TASK DETAILS => Repeat the material exactly as it appears.

Extracted data entries =>
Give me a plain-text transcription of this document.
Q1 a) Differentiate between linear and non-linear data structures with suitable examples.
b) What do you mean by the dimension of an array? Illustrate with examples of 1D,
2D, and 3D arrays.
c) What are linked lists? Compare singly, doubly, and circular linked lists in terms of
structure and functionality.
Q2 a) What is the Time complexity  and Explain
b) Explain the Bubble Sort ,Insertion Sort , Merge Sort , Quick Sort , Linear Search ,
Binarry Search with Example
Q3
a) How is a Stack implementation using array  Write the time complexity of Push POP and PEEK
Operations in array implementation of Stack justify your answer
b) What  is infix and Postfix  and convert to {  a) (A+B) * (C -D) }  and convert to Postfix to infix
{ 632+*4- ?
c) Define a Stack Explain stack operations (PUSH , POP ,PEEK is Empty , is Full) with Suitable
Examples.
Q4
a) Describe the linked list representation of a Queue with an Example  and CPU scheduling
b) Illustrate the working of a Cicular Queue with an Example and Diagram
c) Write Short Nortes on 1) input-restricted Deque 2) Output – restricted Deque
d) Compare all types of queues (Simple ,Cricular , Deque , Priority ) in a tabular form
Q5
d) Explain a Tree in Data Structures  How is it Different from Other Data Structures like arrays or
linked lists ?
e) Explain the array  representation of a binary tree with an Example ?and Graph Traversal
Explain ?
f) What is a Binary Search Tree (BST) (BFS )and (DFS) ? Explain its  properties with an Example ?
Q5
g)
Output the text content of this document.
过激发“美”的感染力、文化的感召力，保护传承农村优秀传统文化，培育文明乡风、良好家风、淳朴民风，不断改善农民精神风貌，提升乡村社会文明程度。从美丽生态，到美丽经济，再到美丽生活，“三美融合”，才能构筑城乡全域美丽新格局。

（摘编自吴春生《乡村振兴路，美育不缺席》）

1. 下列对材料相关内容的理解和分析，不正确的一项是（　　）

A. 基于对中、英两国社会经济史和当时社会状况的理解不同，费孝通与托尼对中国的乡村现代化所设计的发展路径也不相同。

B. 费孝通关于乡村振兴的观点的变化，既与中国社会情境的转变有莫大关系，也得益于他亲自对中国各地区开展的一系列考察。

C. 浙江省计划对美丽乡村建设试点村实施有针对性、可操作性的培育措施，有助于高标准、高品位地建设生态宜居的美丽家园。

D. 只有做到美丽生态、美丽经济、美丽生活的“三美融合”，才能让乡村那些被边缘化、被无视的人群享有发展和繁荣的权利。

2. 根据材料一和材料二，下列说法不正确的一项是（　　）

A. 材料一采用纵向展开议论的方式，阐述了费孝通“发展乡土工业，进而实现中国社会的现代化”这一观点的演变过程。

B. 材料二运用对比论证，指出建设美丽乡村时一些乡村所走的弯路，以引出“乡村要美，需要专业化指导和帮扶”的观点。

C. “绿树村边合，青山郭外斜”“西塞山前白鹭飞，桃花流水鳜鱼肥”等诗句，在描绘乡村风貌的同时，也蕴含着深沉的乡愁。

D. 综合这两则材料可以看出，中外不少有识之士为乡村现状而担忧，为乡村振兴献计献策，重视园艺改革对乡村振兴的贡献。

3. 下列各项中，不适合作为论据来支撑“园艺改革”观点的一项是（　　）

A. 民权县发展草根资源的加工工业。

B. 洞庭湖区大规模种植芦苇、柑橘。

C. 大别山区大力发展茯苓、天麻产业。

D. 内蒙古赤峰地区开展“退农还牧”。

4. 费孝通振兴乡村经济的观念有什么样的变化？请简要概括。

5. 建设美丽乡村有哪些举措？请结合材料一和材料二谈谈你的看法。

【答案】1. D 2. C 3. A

RESULT FOR THIS EXERCISE =>
Give me a plain-text transcription of this document.
Q1 a) Differentiate between linear and non-linear data structures with suitable examples.
b) What do you mean by the dimension of an array? Illustrate with examples of 1D,
2D, and 3D arrays.
c) What are linked lists? Compare singly, doubly, and circular linked lists in terms of
structure and functionality.
Q2 a) What is the Time complexity  and Explain
b) Explain the Bubble Sort ,Insertion Sort , Merge Sort , Quick Sort , Linear Search ,
Binarry Search with Example
Q3
a) How is a Stack implementation using array  Write the time complexity of Push POP and PEEK
Operations in array implementation of Stack justify your answer
b) What  is infix and Postfix  and convert to {  a) (A+B) * (C -D) }  and convert to Postfix to infix
{ 632+*4- ?
c) Define a Stack Explain stack operations (PUSH , POP ,PEEK is Empty , is Full) with Suitable
Examples.
Q4
a) Describe the linked list representation of a Queue with an Example  and CPU scheduling
b) Illustrate the working of a Cicular Queue with an Example and Diagram
c) Write Short Nortes on 1) input-restricted Deque 2) Output – restricted Deque
d) Compare all types of queues (Simple ,Cricular , Deque , Priority ) in a tabular form
Q5
d) Explain a Tree in Data Structures  How is it Different from Other Data Structures like arrays or
linked lists ?
e) Explain the array  representation of a binary tree with an Example ?and Graph Traversal
Explain ?
f) What is a Binary Search Tree (BST) (BFS )and (DFS) ? Explain its  properties with an Example ?
Q5
g)
Output the text content of this document.
过激发“美”的感染力、文化的感召力，保护传承农村优秀传统文化，培育文明乡风、良好家风、淳朴民风，不断改善农民精神风貌，提升乡村社会文明程度。从美丽生态，到美丽经济，再到美丽生活，“三美融合”，才能构筑城乡全域美丽新格局。

（摘编自吴春生《乡村振兴路，美育不缺席》）

1. 下列对材料相关内容的理解和分析，不正确的一项是（　　）

A. 基于对中、英两国社会经济史和当时社会状况的理解不同，费孝通与托尼对中国的乡村现代化所设计的发展路径也不相同。

B. 费孝通关于乡村振兴的观点的变化，既与中国社会情境的转变有莫大关系，也得益于他亲自对中国各地区开展的一系列考察。

C. 浙江省计划对美丽乡村建设试点村实施有针对性、可操作性的培育措施，有助于高标准、高品位地建设生态宜居的美丽家园。

D. 只有做到美丽生态、美丽经济、美丽生活的“三美融合”，才能让乡村那些被边缘化、被无视的人群享有发展和繁荣的权利。

2. 根据材料一和材料二，下列说法不正确的一项是（　　）

A. 材料一采用纵向展开议论的方式，阐述了费孝通“发展乡土工业，进而实现中国社会的现代化”这一观点的演变过程。

B. 材料二运用对比论证，指出建设美丽乡村时一些乡村所走的弯路，以引出“乡村要美，需要专业化指导和帮扶”的观点。

C. “绿树村边合，青山郭外斜”“西塞山前白鹭飞，桃花流水鳜鱼肥”等诗句，在描绘乡村风貌的同时，也蕴含着深沉的乡愁。

D. 综合这两则材料可以看出，中外不少有识之士为乡村现状而担忧，为乡村振兴献计献策，重视园艺改革对乡村振兴的贡献。

3. 下列各项中，不适合作为论据来支撑“园艺改革”观点的一项是（　　）

A. 民权县发展草根资源的加工工业。

B. 洞庭湖区大规模种植芦苇、柑橘。

C. 大别山区大力发展茯苓、天麻产业。

D. 内蒙古赤峰地区开展“退农还牧”。

4. 费孝通振兴乡村经济的观念有什么样的变化？请简要概括。

5. 建设美丽乡村有哪些举措？请结合材料一和材料二谈谈你的看法。

【答案】1. D 2. C 3. A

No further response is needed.